**What you are asked to do**
Pull out every line containing the string "title".

**Information supplied**
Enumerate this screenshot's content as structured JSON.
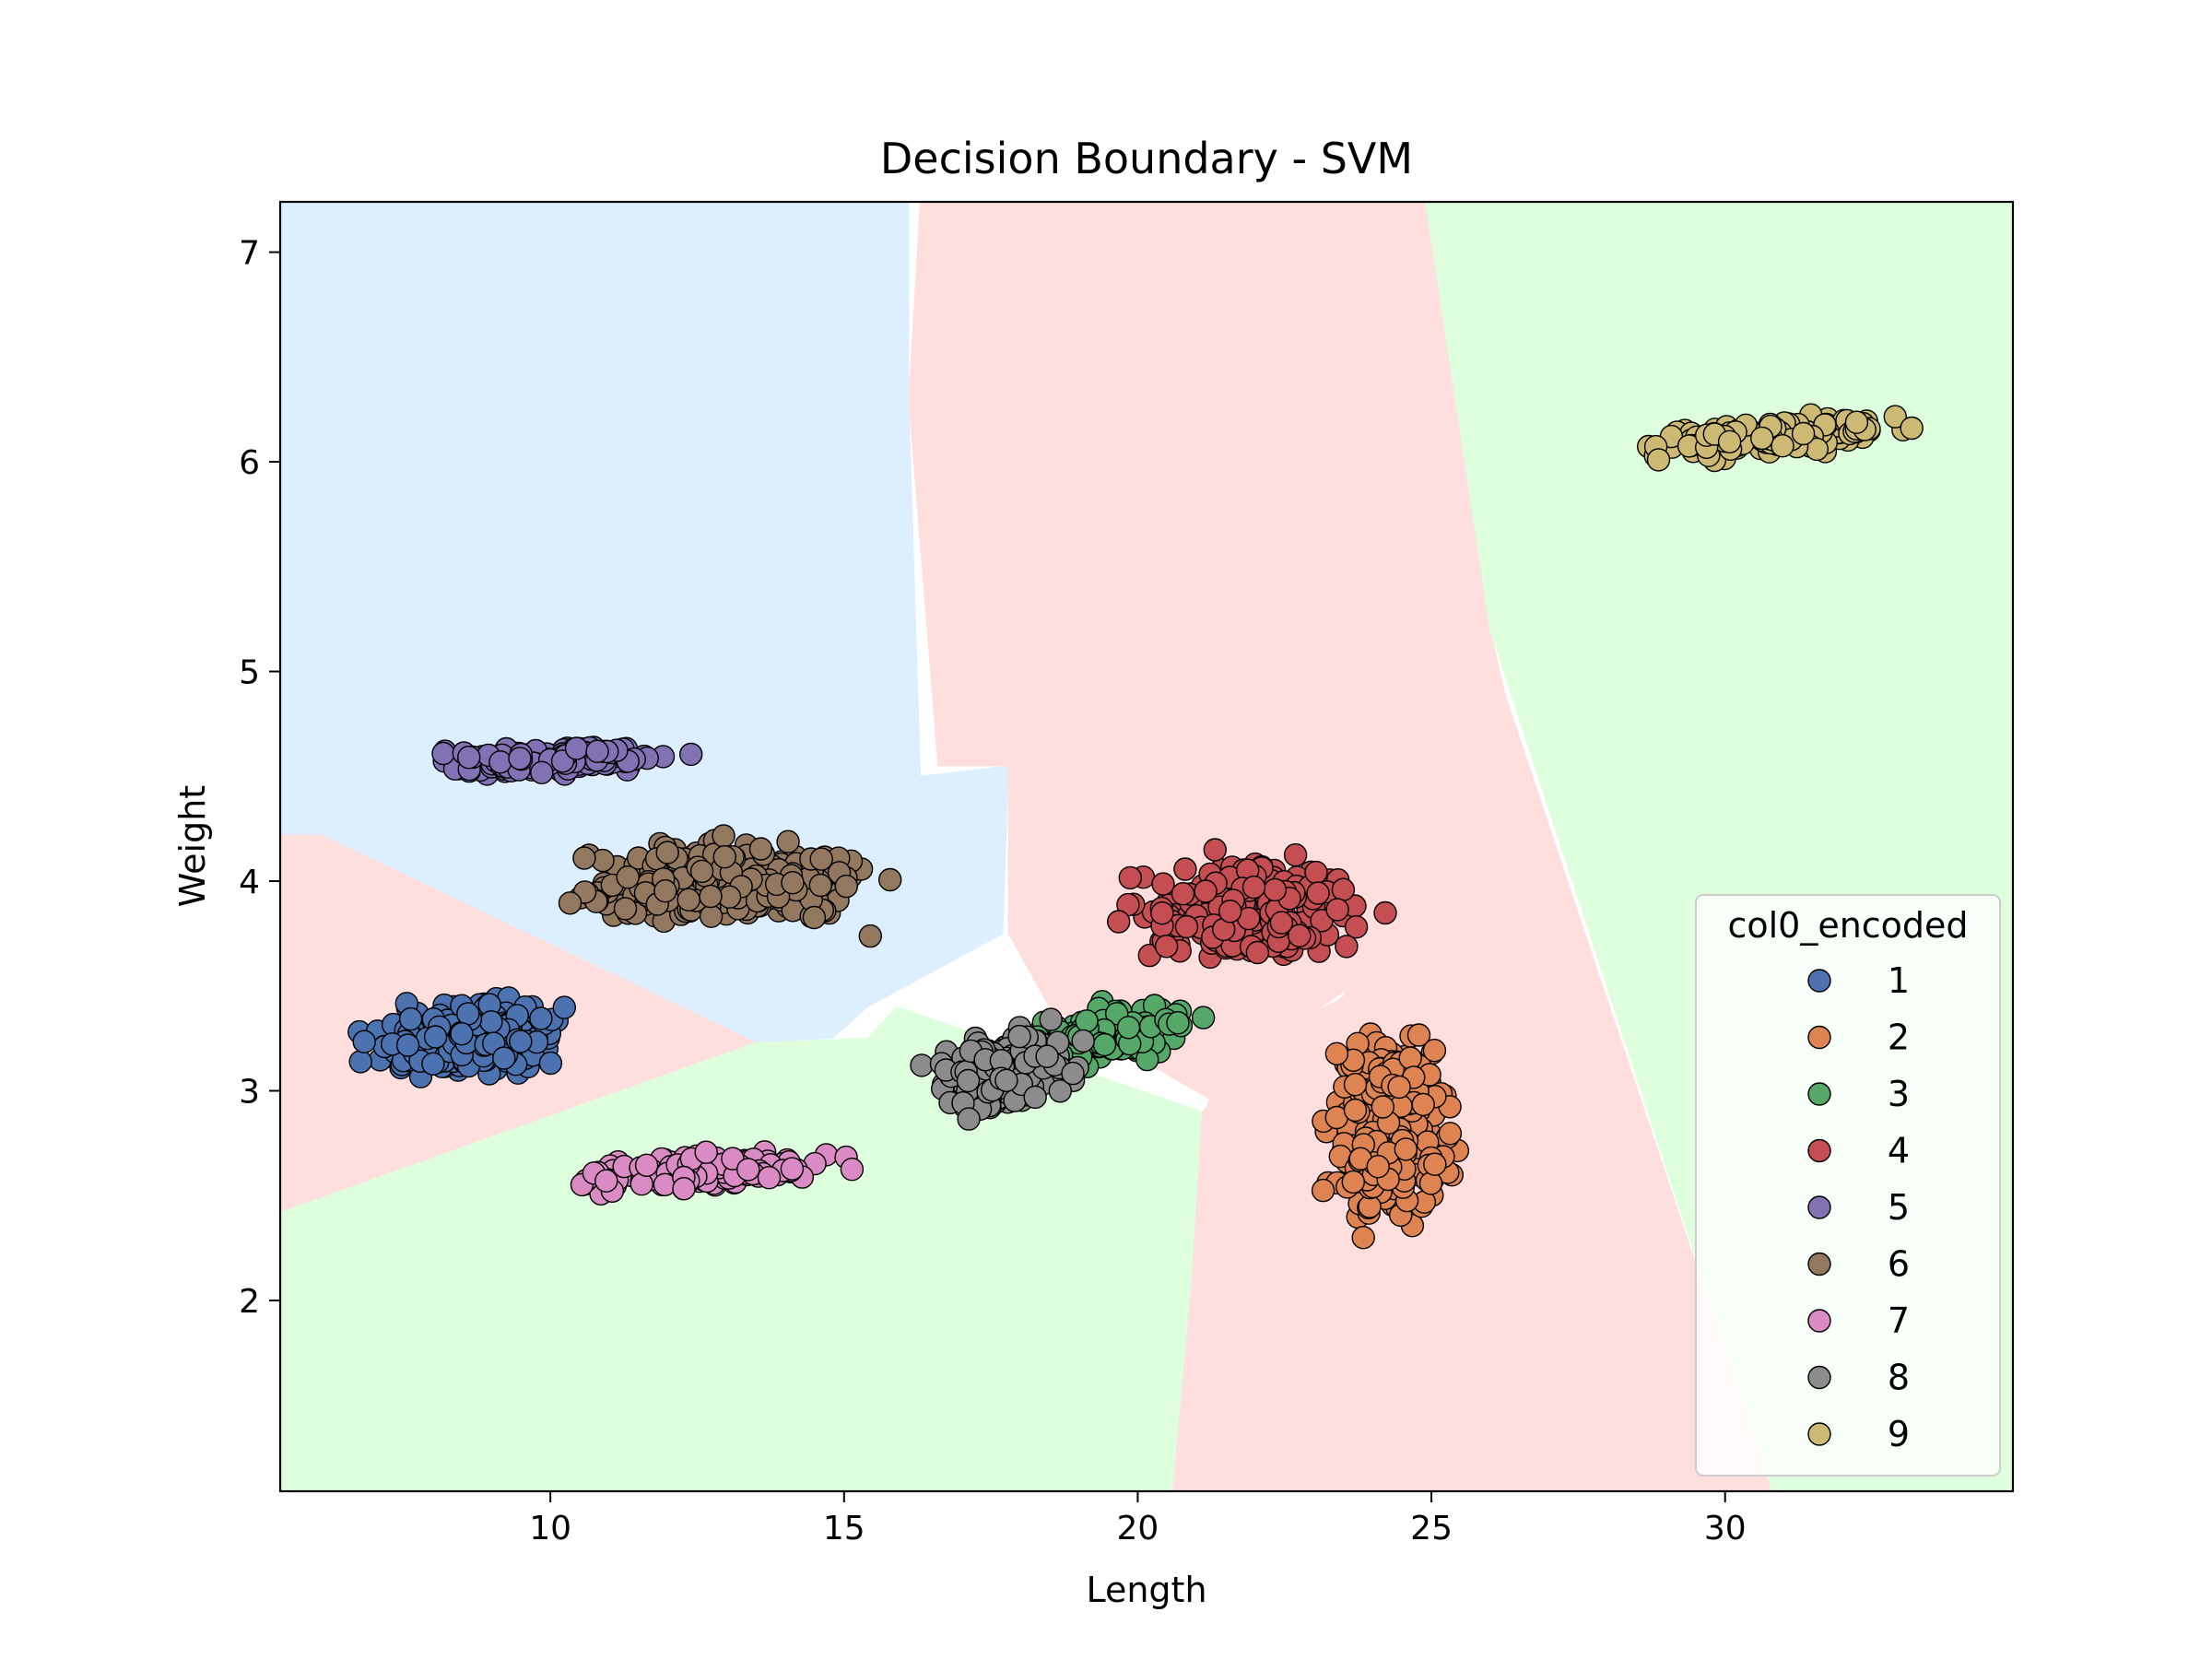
{
  "chart_data": {
    "type": "scatter",
    "title": "Decision Boundary - SVM",
    "xlabel": "Length",
    "ylabel": "Weight",
    "xlim": [
      5.4,
      34.9
    ],
    "ylim": [
      1.09,
      7.24
    ],
    "xticks": [
      10,
      15,
      20,
      25,
      30
    ],
    "yticks": [
      2,
      3,
      4,
      5,
      6,
      7
    ],
    "grid": false,
    "legend": {
      "title": "col0_encoded",
      "placement": "lower-right"
    },
    "region_colors": {
      "blue": "#ddeeff",
      "red": "#ffdede",
      "green": "#ddffdd"
    },
    "regions": [
      {
        "color": "blue",
        "points": [
          [
            5.4,
            7.24
          ],
          [
            16.1,
            7.24
          ],
          [
            16.1,
            6.3
          ],
          [
            16.3,
            4.5
          ],
          [
            17.8,
            4.55
          ],
          [
            17.7,
            3.75
          ],
          [
            15.4,
            3.4
          ],
          [
            14.8,
            3.25
          ],
          [
            13.3,
            3.23
          ],
          [
            8.2,
            3.23
          ],
          [
            6.1,
            4.22
          ],
          [
            5.4,
            4.22
          ]
        ]
      },
      {
        "color": "red",
        "points": [
          [
            5.4,
            4.22
          ],
          [
            6.1,
            4.22
          ],
          [
            13.5,
            3.23
          ],
          [
            5.4,
            2.42
          ]
        ]
      },
      {
        "color": "green",
        "points": [
          [
            5.4,
            2.42
          ],
          [
            13.5,
            3.23
          ],
          [
            15.4,
            3.25
          ],
          [
            15.9,
            3.4
          ],
          [
            21.1,
            2.9
          ],
          [
            21.1,
            1.09
          ],
          [
            5.4,
            1.09
          ]
        ]
      },
      {
        "color": "red",
        "points": [
          [
            16.3,
            7.24
          ],
          [
            24.9,
            7.24
          ],
          [
            26.0,
            5.2
          ],
          [
            26.7,
            3.85
          ],
          [
            22.4,
            3.3
          ],
          [
            21.1,
            2.9
          ],
          [
            20.7,
            1.09
          ],
          [
            30.8,
            1.09
          ],
          [
            28.8,
            1.8
          ],
          [
            26.0,
            5.2
          ],
          [
            24.9,
            7.24
          ]
        ]
      },
      {
        "color": "red",
        "points": [
          [
            16.3,
            7.24
          ],
          [
            24.9,
            7.24
          ],
          [
            26.7,
            3.85
          ],
          [
            23.9,
            3.55
          ],
          [
            22.6,
            3.3
          ],
          [
            22.1,
            2.82
          ],
          [
            18.5,
            3.4
          ],
          [
            17.8,
            3.75
          ],
          [
            17.8,
            4.55
          ],
          [
            16.6,
            4.55
          ],
          [
            16.1,
            6.3
          ]
        ]
      },
      {
        "color": "red",
        "points": [
          [
            20.6,
            1.09
          ],
          [
            21.2,
            2.95
          ],
          [
            23.5,
            3.45
          ],
          [
            26.0,
            5.1
          ],
          [
            30.8,
            1.09
          ]
        ]
      },
      {
        "color": "green",
        "points": [
          [
            24.9,
            7.24
          ],
          [
            34.9,
            7.24
          ],
          [
            34.9,
            1.09
          ],
          [
            30.8,
            1.09
          ],
          [
            26.0,
            5.2
          ]
        ]
      }
    ],
    "series": [
      {
        "name": "1",
        "color": "#4c72b0",
        "cluster": {
          "x": [
            6.3,
            10.8
          ],
          "y": [
            3.0,
            3.5
          ],
          "n": 320,
          "tilt": 0.02
        }
      },
      {
        "name": "2",
        "color": "#dd8452",
        "cluster": {
          "x": [
            22.8,
            25.8
          ],
          "y": [
            2.05,
            3.6
          ],
          "n": 280,
          "tilt": 0.0
        }
      },
      {
        "name": "3",
        "color": "#55a868",
        "cluster": {
          "x": [
            17.0,
            21.6
          ],
          "y": [
            3.05,
            3.45
          ],
          "n": 200,
          "tilt": 0.06
        }
      },
      {
        "name": "4",
        "color": "#c44e52",
        "cluster": {
          "x": [
            19.2,
            24.6
          ],
          "y": [
            3.5,
            4.22
          ],
          "n": 260,
          "tilt": 0.01
        }
      },
      {
        "name": "5",
        "color": "#8172b3",
        "cluster": {
          "x": [
            7.0,
            12.9
          ],
          "y": [
            4.48,
            4.68
          ],
          "n": 170,
          "tilt": 0.01
        }
      },
      {
        "name": "6",
        "color": "#937860",
        "cluster": {
          "x": [
            9.3,
            16.5
          ],
          "y": [
            3.7,
            4.3
          ],
          "n": 330,
          "tilt": 0.0
        }
      },
      {
        "name": "7",
        "color": "#da8bc3",
        "cluster": {
          "x": [
            9.7,
            15.4
          ],
          "y": [
            2.5,
            2.73
          ],
          "n": 180,
          "tilt": 0.02
        }
      },
      {
        "name": "8",
        "color": "#8c8c8c",
        "cluster": {
          "x": [
            16.0,
            19.4
          ],
          "y": [
            2.8,
            3.4
          ],
          "n": 220,
          "tilt": 0.02
        }
      },
      {
        "name": "9",
        "color": "#ccb974",
        "cluster": {
          "x": [
            27.8,
            34.0
          ],
          "y": [
            6.0,
            6.25
          ],
          "n": 190,
          "tilt": 0.03
        }
      }
    ]
  }
}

**Reply**
    "title": "Decision Boundary - SVM",
      "title": "col0_encoded",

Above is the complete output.